Set exercise: State how many lines in the listing below include the word "stone". Give nothing but the number.

Data excerpts:
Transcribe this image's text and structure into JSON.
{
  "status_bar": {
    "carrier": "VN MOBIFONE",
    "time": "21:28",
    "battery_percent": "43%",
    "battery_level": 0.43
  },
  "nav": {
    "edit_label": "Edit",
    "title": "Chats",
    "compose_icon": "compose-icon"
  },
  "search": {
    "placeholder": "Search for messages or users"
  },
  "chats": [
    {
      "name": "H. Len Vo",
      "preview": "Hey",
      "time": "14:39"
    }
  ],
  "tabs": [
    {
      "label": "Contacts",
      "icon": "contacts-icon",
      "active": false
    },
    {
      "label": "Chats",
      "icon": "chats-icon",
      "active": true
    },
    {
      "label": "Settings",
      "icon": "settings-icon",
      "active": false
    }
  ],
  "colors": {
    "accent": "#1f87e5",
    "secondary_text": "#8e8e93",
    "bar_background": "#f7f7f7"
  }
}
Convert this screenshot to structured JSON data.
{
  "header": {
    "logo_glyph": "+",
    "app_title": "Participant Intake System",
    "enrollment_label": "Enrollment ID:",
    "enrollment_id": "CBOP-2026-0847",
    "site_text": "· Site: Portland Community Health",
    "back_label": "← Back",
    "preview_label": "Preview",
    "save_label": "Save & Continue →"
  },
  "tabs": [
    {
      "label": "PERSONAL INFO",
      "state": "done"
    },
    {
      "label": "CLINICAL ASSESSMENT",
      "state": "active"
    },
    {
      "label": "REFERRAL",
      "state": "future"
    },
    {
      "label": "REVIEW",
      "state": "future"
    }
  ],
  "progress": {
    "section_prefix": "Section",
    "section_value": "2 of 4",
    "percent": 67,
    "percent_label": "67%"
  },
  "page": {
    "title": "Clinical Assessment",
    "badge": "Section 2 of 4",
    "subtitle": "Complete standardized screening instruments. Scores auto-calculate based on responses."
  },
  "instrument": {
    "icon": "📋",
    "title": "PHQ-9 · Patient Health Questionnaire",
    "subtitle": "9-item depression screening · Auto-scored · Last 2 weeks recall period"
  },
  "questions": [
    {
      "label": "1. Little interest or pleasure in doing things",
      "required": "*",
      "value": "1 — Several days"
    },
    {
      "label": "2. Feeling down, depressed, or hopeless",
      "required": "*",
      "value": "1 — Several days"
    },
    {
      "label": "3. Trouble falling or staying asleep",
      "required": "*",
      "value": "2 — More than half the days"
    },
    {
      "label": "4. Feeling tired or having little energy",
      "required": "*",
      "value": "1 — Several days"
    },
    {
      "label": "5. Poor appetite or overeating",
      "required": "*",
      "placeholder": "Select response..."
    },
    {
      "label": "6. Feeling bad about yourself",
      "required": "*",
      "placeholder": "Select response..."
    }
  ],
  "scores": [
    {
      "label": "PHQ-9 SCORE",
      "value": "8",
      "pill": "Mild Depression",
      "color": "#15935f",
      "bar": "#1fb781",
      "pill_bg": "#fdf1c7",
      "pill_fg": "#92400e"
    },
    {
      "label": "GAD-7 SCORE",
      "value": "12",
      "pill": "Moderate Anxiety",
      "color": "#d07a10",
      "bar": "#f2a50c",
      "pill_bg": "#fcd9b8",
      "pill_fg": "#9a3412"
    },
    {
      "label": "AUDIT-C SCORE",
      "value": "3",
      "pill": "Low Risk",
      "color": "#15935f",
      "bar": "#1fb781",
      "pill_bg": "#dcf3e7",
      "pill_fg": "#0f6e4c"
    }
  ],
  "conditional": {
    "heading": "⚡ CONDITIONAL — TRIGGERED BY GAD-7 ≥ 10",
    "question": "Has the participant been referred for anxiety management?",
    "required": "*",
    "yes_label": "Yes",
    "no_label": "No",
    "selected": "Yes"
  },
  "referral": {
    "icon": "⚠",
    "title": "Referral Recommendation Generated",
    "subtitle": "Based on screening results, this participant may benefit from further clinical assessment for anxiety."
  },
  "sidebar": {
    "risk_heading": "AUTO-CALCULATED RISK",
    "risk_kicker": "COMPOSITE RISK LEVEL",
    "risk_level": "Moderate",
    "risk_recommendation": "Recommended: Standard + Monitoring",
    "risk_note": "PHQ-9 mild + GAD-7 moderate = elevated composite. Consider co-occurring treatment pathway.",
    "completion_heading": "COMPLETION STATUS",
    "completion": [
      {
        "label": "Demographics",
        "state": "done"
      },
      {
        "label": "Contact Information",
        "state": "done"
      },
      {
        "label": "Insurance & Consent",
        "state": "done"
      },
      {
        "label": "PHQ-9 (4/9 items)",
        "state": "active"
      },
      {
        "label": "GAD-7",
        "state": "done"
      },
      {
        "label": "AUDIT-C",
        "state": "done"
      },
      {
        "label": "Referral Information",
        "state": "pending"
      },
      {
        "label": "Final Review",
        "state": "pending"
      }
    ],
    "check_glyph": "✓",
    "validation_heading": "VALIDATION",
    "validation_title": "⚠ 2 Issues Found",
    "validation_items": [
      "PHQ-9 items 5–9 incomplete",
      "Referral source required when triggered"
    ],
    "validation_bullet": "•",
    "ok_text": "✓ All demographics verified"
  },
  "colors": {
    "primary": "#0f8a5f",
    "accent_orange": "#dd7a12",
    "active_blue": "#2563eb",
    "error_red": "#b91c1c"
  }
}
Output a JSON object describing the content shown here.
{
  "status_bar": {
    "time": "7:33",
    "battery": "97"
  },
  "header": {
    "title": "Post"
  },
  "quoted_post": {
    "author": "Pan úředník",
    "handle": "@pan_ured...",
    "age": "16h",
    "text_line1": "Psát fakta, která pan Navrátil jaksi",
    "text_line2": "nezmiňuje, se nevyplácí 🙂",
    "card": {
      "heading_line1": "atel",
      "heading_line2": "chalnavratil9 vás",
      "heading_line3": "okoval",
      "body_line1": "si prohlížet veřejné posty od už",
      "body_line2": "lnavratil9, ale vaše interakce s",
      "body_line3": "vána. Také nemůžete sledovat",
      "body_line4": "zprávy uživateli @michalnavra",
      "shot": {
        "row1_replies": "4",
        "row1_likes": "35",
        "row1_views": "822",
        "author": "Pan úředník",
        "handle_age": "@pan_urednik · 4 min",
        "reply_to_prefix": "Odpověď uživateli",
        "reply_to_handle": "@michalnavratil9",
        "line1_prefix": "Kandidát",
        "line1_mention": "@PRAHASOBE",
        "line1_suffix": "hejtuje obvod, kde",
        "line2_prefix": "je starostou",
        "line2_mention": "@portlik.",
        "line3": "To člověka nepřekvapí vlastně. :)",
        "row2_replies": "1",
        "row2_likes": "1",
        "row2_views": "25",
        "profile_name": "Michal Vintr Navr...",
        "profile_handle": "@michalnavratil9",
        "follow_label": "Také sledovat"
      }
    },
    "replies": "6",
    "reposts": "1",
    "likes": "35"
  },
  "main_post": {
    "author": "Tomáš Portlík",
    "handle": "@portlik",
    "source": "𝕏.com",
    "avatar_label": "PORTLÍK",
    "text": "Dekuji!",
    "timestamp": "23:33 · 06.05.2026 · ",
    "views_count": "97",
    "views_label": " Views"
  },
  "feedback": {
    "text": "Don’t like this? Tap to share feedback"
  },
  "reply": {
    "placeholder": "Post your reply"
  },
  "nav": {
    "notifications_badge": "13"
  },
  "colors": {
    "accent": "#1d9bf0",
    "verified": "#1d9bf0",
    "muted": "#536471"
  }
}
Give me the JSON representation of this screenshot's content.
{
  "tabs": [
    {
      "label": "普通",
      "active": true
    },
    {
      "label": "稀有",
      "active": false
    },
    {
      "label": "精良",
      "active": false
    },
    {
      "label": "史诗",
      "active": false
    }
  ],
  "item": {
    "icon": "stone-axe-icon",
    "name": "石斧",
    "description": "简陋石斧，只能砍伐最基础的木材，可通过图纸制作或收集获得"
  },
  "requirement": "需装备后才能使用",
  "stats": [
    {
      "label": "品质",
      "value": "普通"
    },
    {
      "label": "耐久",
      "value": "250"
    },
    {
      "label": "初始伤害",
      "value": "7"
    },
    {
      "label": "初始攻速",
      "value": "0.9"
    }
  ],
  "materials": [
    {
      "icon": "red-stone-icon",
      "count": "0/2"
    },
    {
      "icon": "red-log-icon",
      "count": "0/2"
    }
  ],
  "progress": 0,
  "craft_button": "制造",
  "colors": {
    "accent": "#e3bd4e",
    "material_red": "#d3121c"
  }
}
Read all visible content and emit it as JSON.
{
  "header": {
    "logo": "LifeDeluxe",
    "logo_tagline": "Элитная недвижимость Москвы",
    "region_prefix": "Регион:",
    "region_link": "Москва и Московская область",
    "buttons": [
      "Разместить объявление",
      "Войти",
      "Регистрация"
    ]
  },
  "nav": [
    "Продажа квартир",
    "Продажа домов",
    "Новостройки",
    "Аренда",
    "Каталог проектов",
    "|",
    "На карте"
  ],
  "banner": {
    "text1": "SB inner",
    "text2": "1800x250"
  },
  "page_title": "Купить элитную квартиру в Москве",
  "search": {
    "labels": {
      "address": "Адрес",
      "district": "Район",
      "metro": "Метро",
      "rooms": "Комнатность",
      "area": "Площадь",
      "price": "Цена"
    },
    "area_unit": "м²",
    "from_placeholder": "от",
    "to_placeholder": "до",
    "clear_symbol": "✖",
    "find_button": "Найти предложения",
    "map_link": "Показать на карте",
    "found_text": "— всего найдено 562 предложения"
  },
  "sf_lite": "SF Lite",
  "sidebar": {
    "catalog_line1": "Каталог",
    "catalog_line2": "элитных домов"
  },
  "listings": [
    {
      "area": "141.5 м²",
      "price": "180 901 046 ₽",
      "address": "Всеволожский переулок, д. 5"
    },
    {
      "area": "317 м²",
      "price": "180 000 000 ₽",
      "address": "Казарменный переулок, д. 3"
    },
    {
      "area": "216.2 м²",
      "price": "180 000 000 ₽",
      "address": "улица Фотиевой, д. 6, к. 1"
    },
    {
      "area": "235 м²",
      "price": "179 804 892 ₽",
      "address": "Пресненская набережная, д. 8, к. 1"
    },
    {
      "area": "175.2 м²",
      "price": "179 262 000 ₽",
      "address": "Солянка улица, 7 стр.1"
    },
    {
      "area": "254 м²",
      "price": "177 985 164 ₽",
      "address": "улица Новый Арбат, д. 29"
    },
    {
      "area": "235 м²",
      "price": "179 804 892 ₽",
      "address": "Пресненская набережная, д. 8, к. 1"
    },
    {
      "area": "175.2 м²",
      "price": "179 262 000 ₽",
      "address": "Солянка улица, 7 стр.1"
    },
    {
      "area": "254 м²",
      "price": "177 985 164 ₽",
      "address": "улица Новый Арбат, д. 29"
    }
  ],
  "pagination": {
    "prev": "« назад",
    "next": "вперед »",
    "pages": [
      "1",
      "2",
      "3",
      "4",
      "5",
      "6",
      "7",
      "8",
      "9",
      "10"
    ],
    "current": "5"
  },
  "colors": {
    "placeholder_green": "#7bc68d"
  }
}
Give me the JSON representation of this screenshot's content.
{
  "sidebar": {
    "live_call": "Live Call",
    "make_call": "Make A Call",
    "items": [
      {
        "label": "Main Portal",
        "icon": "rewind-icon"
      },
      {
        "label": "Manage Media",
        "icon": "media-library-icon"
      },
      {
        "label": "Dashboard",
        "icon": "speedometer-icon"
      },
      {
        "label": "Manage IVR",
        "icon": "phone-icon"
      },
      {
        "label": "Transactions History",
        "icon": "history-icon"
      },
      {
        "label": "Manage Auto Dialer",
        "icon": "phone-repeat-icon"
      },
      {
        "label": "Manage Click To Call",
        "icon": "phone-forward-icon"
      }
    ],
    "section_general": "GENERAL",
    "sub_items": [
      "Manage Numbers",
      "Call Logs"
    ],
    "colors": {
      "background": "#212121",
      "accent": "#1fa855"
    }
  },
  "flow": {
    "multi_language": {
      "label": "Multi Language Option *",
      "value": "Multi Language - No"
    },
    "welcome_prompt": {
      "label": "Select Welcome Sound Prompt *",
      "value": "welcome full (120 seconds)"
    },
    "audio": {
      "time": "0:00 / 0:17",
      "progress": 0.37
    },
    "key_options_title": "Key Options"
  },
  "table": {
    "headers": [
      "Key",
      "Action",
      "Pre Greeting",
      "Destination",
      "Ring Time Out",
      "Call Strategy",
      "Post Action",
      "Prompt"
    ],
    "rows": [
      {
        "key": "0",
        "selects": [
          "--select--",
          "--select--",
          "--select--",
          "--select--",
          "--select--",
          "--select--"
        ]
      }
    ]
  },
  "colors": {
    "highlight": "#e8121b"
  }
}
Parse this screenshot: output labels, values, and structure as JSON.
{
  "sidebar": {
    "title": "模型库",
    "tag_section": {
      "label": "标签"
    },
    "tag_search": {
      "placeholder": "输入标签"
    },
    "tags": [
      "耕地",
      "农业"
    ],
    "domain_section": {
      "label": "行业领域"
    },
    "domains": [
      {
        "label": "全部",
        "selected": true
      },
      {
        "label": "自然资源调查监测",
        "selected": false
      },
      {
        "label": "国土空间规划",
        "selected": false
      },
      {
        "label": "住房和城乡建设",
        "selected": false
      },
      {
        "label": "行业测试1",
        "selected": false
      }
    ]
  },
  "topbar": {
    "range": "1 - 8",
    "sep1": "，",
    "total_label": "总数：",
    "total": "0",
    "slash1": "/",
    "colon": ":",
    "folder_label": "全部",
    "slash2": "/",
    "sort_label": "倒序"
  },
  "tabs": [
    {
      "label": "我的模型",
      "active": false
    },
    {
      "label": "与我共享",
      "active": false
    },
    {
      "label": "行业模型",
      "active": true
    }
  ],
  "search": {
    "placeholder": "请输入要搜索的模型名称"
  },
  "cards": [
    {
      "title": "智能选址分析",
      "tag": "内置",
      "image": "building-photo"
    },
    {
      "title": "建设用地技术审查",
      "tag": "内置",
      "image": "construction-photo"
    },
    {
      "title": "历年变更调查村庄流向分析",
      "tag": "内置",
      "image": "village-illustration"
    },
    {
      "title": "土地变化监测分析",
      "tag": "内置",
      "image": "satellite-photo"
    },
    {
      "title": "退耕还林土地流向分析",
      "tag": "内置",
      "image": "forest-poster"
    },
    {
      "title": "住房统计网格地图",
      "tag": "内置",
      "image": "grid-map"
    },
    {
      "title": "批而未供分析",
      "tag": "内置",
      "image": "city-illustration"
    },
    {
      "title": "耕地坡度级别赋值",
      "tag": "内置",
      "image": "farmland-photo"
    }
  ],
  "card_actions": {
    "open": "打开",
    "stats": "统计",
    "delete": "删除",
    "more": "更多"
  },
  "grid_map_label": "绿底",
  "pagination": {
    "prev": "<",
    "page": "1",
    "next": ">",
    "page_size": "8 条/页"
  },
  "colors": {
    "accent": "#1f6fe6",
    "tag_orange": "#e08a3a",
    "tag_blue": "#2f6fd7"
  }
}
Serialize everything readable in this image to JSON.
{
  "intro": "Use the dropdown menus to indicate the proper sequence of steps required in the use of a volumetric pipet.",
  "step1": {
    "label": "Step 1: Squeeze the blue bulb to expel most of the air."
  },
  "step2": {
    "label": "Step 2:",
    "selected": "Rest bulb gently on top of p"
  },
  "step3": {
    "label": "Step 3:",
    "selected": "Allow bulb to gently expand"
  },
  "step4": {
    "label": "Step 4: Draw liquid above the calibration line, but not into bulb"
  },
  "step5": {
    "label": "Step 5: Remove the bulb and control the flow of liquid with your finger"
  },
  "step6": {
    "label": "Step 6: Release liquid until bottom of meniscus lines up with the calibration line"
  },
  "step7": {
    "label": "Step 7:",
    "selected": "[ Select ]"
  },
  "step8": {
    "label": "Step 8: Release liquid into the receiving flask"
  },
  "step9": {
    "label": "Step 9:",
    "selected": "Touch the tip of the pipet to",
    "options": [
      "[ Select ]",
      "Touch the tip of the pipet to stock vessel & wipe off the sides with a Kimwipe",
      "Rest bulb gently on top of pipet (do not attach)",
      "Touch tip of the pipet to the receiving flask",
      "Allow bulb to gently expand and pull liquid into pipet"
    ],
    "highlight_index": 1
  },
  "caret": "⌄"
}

Answer in full: 2